Task goal: Verbatim transcription of the listing is needed.

------------------------------------------------

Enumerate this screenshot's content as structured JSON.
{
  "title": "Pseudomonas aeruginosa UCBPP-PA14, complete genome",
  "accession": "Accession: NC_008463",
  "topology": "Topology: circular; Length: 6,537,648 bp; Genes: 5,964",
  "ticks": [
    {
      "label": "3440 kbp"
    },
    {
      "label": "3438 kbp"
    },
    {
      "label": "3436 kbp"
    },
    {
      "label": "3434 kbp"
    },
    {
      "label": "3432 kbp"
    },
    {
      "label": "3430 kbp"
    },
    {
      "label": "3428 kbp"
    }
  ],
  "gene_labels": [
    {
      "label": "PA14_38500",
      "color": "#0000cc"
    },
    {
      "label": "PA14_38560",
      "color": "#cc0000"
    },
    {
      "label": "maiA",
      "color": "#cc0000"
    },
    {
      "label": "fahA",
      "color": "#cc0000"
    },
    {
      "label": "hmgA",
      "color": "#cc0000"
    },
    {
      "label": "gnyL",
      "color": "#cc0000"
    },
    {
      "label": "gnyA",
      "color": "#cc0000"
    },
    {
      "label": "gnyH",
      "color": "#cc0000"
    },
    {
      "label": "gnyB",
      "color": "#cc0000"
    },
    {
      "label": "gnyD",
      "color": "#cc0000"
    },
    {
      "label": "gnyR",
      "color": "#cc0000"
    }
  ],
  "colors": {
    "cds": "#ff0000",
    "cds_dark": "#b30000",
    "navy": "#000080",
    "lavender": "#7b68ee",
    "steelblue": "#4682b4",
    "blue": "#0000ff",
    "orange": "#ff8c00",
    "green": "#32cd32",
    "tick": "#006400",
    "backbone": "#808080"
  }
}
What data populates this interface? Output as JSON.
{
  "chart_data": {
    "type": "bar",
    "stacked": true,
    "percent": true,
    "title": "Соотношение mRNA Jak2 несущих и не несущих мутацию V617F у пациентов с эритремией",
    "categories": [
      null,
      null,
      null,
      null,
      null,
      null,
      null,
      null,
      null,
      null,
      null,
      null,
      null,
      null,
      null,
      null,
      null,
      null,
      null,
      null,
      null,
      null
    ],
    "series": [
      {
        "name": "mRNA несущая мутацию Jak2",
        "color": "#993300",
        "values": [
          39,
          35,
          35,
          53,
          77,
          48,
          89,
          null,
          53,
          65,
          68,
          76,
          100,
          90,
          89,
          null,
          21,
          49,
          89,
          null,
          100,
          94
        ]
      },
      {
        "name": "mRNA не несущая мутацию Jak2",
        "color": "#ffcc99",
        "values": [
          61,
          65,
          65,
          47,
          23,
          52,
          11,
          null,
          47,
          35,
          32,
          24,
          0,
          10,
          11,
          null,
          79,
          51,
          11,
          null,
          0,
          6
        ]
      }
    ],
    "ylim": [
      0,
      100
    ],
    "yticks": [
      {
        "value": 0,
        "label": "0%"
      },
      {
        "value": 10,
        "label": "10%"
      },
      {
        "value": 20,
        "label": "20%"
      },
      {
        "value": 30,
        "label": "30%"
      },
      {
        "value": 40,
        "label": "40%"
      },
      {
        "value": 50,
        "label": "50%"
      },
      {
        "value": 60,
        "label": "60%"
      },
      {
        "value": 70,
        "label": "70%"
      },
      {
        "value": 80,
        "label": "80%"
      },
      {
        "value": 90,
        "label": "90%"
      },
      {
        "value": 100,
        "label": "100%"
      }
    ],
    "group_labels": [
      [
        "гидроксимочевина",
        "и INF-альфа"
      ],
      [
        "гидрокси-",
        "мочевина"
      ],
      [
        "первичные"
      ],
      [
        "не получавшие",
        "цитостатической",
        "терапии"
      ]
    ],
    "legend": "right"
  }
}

------------------------------------------------

Answer box:
Enumerate this screenshot's content as structured JSON.
{
  "title": "Pseudomonas aeruginosa UCBPP-PA14, complete genome",
  "accession": "Accession: NC_008463",
  "topology": "Topology: circular; Length: 6,537,648 bp; Genes: 5,964",
  "ticks": [
    {
      "label": "3440 kbp"
    },
    {
      "label": "3438 kbp"
    },
    {
      "label": "3436 kbp"
    },
    {
      "label": "3434 kbp"
    },
    {
      "label": "3432 kbp"
    },
    {
      "label": "3430 kbp"
    },
    {
      "label": "3428 kbp"
    }
  ],
  "gene_labels": [
    {
      "label": "PA14_38500",
      "color": "#0000cc"
    },
    {
      "label": "PA14_38560",
      "color": "#cc0000"
    },
    {
      "label": "maiA",
      "color": "#cc0000"
    },
    {
      "label": "fahA",
      "color": "#cc0000"
    },
    {
      "label": "hmgA",
      "color": "#cc0000"
    },
    {
      "label": "gnyL",
      "color": "#cc0000"
    },
    {
      "label": "gnyA",
      "color": "#cc0000"
    },
    {
      "label": "gnyH",
      "color": "#cc0000"
    },
    {
      "label": "gnyB",
      "color": "#cc0000"
    },
    {
      "label": "gnyD",
      "color": "#cc0000"
    },
    {
      "label": "gnyR",
      "color": "#cc0000"
    }
  ],
  "colors": {
    "cds": "#ff0000",
    "cds_dark": "#b30000",
    "navy": "#000080",
    "lavender": "#7b68ee",
    "steelblue": "#4682b4",
    "blue": "#0000ff",
    "orange": "#ff8c00",
    "green": "#32cd32",
    "tick": "#006400",
    "backbone": "#808080"
  }
}
What data populates this interface? Output as JSON.
{
  "chart_data": {
    "type": "bar",
    "stacked": true,
    "percent": true,
    "title": "Соотношение mRNA Jak2 несущих и не несущих мутацию V617F у пациентов с эритремией",
    "categories": [
      null,
      null,
      null,
      null,
      null,
      null,
      null,
      null,
      null,
      null,
      null,
      null,
      null,
      null,
      null,
      null,
      null,
      null,
      null,
      null,
      null,
      null
    ],
    "series": [
      {
        "name": "mRNA несущая мутацию Jak2",
        "color": "#993300",
        "values": [
          39,
          35,
          35,
          53,
          77,
          48,
          89,
          null,
          53,
          65,
          68,
          76,
          100,
          90,
          89,
          null,
          21,
          49,
          89,
          null,
          100,
          94
        ]
      },
      {
        "name": "mRNA не несущая мутацию Jak2",
        "color": "#ffcc99",
        "values": [
          61,
          65,
          65,
          47,
          23,
          52,
          11,
          null,
          47,
          35,
          32,
          24,
          0,
          10,
          11,
          null,
          79,
          51,
          11,
          null,
          0,
          6
        ]
      }
    ],
    "ylim": [
      0,
      100
    ],
    "yticks": [
      {
        "value": 0,
        "label": "0%"
      },
      {
        "value": 10,
        "label": "10%"
      },
      {
        "value": 20,
        "label": "20%"
      },
      {
        "value": 30,
        "label": "30%"
      },
      {
        "value": 40,
        "label": "40%"
      },
      {
        "value": 50,
        "label": "50%"
      },
      {
        "value": 60,
        "label": "60%"
      },
      {
        "value": 70,
        "label": "70%"
      },
      {
        "value": 80,
        "label": "80%"
      },
      {
        "value": 90,
        "label": "90%"
      },
      {
        "value": 100,
        "label": "100%"
      }
    ],
    "group_labels": [
      [
        "гидроксимочевина",
        "и INF-альфа"
      ],
      [
        "гидрокси-",
        "мочевина"
      ],
      [
        "первичные"
      ],
      [
        "не получавшие",
        "цитостатической",
        "терапии"
      ]
    ],
    "legend": "right"
  }
}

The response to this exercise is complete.